- **WHAT THE EXERCISE ASKS**: Find every line in the records below that holds the word "color", and copy it out.

- **Figure contents as structured data**:
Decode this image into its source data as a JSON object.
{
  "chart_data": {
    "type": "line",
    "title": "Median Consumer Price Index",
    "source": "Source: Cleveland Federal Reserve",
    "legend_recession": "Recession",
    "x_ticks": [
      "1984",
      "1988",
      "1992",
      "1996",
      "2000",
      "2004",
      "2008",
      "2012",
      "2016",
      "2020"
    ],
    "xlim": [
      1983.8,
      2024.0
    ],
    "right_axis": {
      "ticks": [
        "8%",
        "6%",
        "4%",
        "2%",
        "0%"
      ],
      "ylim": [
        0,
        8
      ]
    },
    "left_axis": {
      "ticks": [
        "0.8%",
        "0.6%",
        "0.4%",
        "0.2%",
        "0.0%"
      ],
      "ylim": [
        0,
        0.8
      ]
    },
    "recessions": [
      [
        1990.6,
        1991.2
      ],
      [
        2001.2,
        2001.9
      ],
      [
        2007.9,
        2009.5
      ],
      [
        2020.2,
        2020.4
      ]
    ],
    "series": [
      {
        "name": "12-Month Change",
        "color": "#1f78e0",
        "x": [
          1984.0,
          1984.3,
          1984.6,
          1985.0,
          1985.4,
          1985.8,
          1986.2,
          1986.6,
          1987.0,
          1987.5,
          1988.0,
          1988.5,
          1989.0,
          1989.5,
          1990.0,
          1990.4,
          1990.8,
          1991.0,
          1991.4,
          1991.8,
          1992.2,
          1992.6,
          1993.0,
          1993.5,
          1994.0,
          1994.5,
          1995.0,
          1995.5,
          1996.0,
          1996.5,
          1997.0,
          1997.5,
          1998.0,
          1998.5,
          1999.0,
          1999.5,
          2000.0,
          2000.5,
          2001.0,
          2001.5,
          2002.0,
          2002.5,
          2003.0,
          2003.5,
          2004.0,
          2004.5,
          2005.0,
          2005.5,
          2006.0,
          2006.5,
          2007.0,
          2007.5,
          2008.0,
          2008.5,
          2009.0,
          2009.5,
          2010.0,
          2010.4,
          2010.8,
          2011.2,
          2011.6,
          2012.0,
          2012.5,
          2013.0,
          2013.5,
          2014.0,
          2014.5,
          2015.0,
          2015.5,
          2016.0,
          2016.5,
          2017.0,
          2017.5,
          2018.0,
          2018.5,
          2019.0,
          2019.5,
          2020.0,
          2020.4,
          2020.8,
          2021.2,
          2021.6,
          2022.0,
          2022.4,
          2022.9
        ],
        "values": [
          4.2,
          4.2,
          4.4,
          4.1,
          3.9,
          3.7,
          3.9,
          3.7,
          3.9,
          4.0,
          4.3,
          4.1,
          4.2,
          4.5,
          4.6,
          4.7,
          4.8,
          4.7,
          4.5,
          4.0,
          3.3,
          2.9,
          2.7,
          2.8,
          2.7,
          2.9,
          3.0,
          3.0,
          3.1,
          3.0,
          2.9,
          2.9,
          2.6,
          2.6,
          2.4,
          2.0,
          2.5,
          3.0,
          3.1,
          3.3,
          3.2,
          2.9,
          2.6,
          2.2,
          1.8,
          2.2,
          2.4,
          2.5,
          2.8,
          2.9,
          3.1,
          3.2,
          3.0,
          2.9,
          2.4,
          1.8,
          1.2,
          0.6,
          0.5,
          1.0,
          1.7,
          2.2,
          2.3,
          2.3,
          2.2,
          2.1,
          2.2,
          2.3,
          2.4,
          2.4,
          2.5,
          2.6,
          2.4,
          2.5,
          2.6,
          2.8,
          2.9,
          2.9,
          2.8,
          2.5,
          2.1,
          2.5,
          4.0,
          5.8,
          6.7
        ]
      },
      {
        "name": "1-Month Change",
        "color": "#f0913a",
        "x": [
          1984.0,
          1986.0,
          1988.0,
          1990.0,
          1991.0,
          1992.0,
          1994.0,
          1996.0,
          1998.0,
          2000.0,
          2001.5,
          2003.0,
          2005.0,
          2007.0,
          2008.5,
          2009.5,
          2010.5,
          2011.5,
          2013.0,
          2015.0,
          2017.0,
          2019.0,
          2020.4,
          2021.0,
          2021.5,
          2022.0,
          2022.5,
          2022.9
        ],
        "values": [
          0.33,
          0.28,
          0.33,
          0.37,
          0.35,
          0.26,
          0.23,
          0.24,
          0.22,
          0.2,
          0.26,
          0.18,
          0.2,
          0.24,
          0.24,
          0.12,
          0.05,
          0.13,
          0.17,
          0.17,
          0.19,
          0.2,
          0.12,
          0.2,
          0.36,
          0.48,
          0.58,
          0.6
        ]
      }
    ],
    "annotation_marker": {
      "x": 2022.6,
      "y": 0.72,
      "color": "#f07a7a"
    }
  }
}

- **PROBLEM SOLUTION**:
        "color": "#1f78e0",
        "color": "#f0913a",
      "color": "#f07a7a"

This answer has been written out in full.